* Begin *

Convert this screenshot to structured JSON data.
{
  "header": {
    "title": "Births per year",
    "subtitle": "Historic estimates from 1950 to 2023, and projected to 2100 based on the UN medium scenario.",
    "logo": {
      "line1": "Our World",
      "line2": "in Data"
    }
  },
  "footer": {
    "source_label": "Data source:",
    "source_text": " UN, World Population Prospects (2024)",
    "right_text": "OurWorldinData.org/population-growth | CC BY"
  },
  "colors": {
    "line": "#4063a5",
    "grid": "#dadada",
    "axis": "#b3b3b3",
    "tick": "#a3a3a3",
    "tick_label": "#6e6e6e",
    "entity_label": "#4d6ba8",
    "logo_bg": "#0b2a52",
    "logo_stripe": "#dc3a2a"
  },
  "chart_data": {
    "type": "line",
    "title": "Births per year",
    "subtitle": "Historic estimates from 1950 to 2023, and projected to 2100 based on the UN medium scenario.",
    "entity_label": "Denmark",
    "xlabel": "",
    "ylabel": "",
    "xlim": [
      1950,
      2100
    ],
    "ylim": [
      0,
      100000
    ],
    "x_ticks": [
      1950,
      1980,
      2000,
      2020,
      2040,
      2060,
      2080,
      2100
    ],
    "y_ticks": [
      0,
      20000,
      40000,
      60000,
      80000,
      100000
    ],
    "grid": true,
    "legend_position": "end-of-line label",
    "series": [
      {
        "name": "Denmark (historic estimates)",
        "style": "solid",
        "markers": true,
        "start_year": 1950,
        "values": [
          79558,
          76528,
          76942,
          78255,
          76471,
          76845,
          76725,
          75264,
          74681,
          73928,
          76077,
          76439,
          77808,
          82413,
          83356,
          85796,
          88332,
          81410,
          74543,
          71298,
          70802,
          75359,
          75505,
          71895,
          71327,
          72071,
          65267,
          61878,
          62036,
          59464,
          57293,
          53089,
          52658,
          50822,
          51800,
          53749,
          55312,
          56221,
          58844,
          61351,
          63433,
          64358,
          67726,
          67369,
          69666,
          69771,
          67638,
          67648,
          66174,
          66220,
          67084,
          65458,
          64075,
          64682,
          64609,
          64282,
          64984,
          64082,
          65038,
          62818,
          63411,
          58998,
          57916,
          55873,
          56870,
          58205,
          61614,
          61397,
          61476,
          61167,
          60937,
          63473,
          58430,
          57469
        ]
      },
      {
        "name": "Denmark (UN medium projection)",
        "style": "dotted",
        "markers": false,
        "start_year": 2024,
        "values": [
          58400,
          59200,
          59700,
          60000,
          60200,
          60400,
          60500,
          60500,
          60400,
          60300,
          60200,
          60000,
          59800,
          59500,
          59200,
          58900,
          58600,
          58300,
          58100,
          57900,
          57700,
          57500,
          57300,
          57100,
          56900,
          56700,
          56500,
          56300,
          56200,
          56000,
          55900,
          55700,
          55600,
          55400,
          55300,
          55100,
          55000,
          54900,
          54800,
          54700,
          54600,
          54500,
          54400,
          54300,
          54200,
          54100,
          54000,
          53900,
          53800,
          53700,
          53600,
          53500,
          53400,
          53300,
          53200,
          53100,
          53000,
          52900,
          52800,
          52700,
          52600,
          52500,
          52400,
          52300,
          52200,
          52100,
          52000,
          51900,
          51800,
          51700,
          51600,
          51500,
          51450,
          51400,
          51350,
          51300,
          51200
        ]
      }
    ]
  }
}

* End *

Prompt
From the records above, extract every entry exactly as given.

Output of the exercise
Convert this screenshot to structured JSON data.
{
  "header": {
    "title": "Births per year",
    "subtitle": "Historic estimates from 1950 to 2023, and projected to 2100 based on the UN medium scenario.",
    "logo": {
      "line1": "Our World",
      "line2": "in Data"
    }
  },
  "footer": {
    "source_label": "Data source:",
    "source_text": " UN, World Population Prospects (2024)",
    "right_text": "OurWorldinData.org/population-growth | CC BY"
  },
  "colors": {
    "line": "#4063a5",
    "grid": "#dadada",
    "axis": "#b3b3b3",
    "tick": "#a3a3a3",
    "tick_label": "#6e6e6e",
    "entity_label": "#4d6ba8",
    "logo_bg": "#0b2a52",
    "logo_stripe": "#dc3a2a"
  },
  "chart_data": {
    "type": "line",
    "title": "Births per year",
    "subtitle": "Historic estimates from 1950 to 2023, and projected to 2100 based on the UN medium scenario.",
    "entity_label": "Denmark",
    "xlabel": "",
    "ylabel": "",
    "xlim": [
      1950,
      2100
    ],
    "ylim": [
      0,
      100000
    ],
    "x_ticks": [
      1950,
      1980,
      2000,
      2020,
      2040,
      2060,
      2080,
      2100
    ],
    "y_ticks": [
      0,
      20000,
      40000,
      60000,
      80000,
      100000
    ],
    "grid": true,
    "legend_position": "end-of-line label",
    "series": [
      {
        "name": "Denmark (historic estimates)",
        "style": "solid",
        "markers": true,
        "start_year": 1950,
        "values": [
          79558,
          76528,
          76942,
          78255,
          76471,
          76845,
          76725,
          75264,
          74681,
          73928,
          76077,
          76439,
          77808,
          82413,
          83356,
          85796,
          88332,
          81410,
          74543,
          71298,
          70802,
          75359,
          75505,
          71895,
          71327,
          72071,
          65267,
          61878,
          62036,
          59464,
          57293,
          53089,
          52658,
          50822,
          51800,
          53749,
          55312,
          56221,
          58844,
          61351,
          63433,
          64358,
          67726,
          67369,
          69666,
          69771,
          67638,
          67648,
          66174,
          66220,
          67084,
          65458,
          64075,
          64682,
          64609,
          64282,
          64984,
          64082,
          65038,
          62818,
          63411,
          58998,
          57916,
          55873,
          56870,
          58205,
          61614,
          61397,
          61476,
          61167,
          60937,
          63473,
          58430,
          57469
        ]
      },
      {
        "name": "Denmark (UN medium projection)",
        "style": "dotted",
        "markers": false,
        "start_year": 2024,
        "values": [
          58400,
          59200,
          59700,
          60000,
          60200,
          60400,
          60500,
          60500,
          60400,
          60300,
          60200,
          60000,
          59800,
          59500,
          59200,
          58900,
          58600,
          58300,
          58100,
          57900,
          57700,
          57500,
          57300,
          57100,
          56900,
          56700,
          56500,
          56300,
          56200,
          56000,
          55900,
          55700,
          55600,
          55400,
          55300,
          55100,
          55000,
          54900,
          54800,
          54700,
          54600,
          54500,
          54400,
          54300,
          54200,
          54100,
          54000,
          53900,
          53800,
          53700,
          53600,
          53500,
          53400,
          53300,
          53200,
          53100,
          53000,
          52900,
          52800,
          52700,
          52600,
          52500,
          52400,
          52300,
          52200,
          52100,
          52000,
          51900,
          51800,
          51700,
          51600,
          51500,
          51450,
          51400,
          51350,
          51300,
          51200
        ]
      }
    ]
  }
}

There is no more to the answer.